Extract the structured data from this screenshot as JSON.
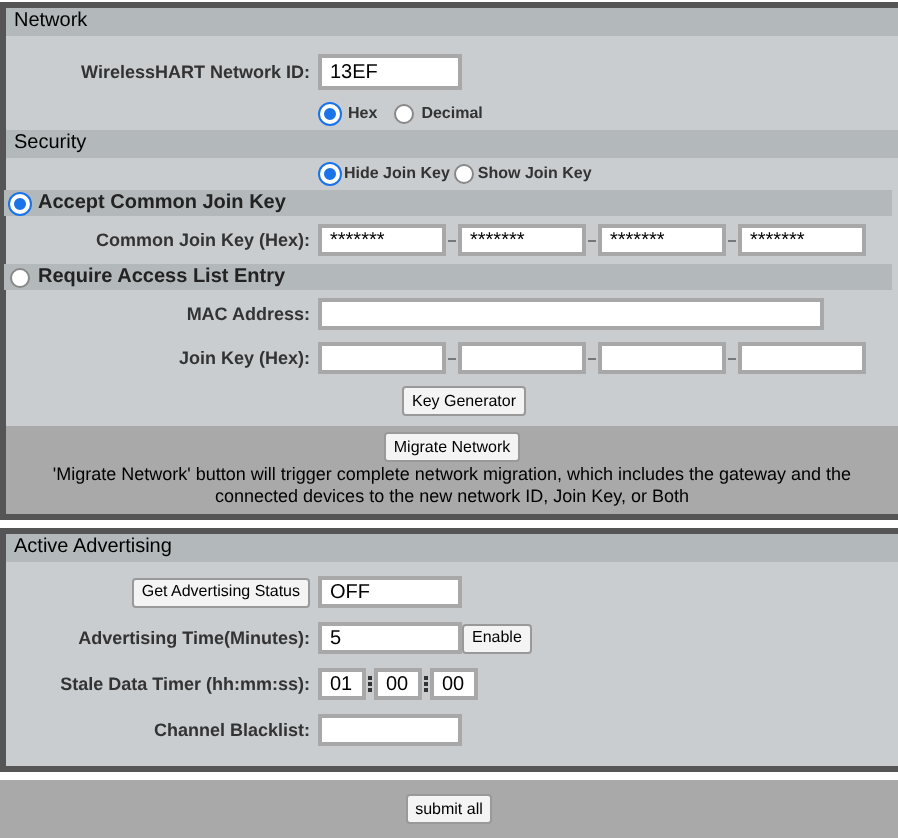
{
  "network": {
    "title": "Network",
    "id_label": "WirelessHART Network ID:",
    "id_value": "13EF",
    "format_options": [
      {
        "label": "Hex",
        "selected": true
      },
      {
        "label": "Decimal",
        "selected": false
      }
    ]
  },
  "security": {
    "title": "Security",
    "visibility_options": [
      {
        "label": "Hide Join Key",
        "selected": true
      },
      {
        "label": "Show Join Key",
        "selected": false
      }
    ],
    "modes": [
      {
        "title": "Accept Common Join Key",
        "selected": true,
        "fields": [
          {
            "kind": "key",
            "label": "Common Join Key (Hex):",
            "parts": [
              "*******",
              "*******",
              "*******",
              "*******"
            ]
          }
        ]
      },
      {
        "title": "Require Access List Entry",
        "selected": false,
        "fields": [
          {
            "kind": "text",
            "label": "MAC Address:"
          },
          {
            "kind": "key",
            "label": "Join Key (Hex):"
          }
        ],
        "button": "Key Generator"
      }
    ]
  },
  "migrate": {
    "button": "Migrate Network",
    "note": "'Migrate Network' button will trigger complete network migration, which includes the gateway and the connected devices to the new network ID, Join Key, or Both"
  },
  "advertising": {
    "title": "Active Advertising",
    "status_button": "Get Advertising Status",
    "status_value": "OFF",
    "time_label": "Advertising Time(Minutes):",
    "time_value": "5",
    "enable_button": "Enable",
    "stale_label": "Stale Data Timer (hh:mm:ss):",
    "stale_parts": [
      "01",
      "00",
      "00"
    ],
    "blacklist_label": "Channel Blacklist:"
  },
  "footer": {
    "button": "submit all"
  }
}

_ _ _

*Exercise instructions*
Can the entries above be repeated exactly, without their pictures?

*Solved exercise*
Extract the structured data from this screenshot as JSON.
{
  "network": {
    "title": "Network",
    "id_label": "WirelessHART Network ID:",
    "id_value": "13EF",
    "format_options": [
      {
        "label": "Hex",
        "selected": true
      },
      {
        "label": "Decimal",
        "selected": false
      }
    ]
  },
  "security": {
    "title": "Security",
    "visibility_options": [
      {
        "label": "Hide Join Key",
        "selected": true
      },
      {
        "label": "Show Join Key",
        "selected": false
      }
    ],
    "modes": [
      {
        "title": "Accept Common Join Key",
        "selected": true,
        "fields": [
          {
            "kind": "key",
            "label": "Common Join Key (Hex):",
            "parts": [
              "*******",
              "*******",
              "*******",
              "*******"
            ]
          }
        ]
      },
      {
        "title": "Require Access List Entry",
        "selected": false,
        "fields": [
          {
            "kind": "text",
            "label": "MAC Address:"
          },
          {
            "kind": "key",
            "label": "Join Key (Hex):"
          }
        ],
        "button": "Key Generator"
      }
    ]
  },
  "migrate": {
    "button": "Migrate Network",
    "note": "'Migrate Network' button will trigger complete network migration, which includes the gateway and the connected devices to the new network ID, Join Key, or Both"
  },
  "advertising": {
    "title": "Active Advertising",
    "status_button": "Get Advertising Status",
    "status_value": "OFF",
    "time_label": "Advertising Time(Minutes):",
    "time_value": "5",
    "enable_button": "Enable",
    "stale_label": "Stale Data Timer (hh:mm:ss):",
    "stale_parts": [
      "01",
      "00",
      "00"
    ],
    "blacklist_label": "Channel Blacklist:"
  },
  "footer": {
    "button": "submit all"
  }
}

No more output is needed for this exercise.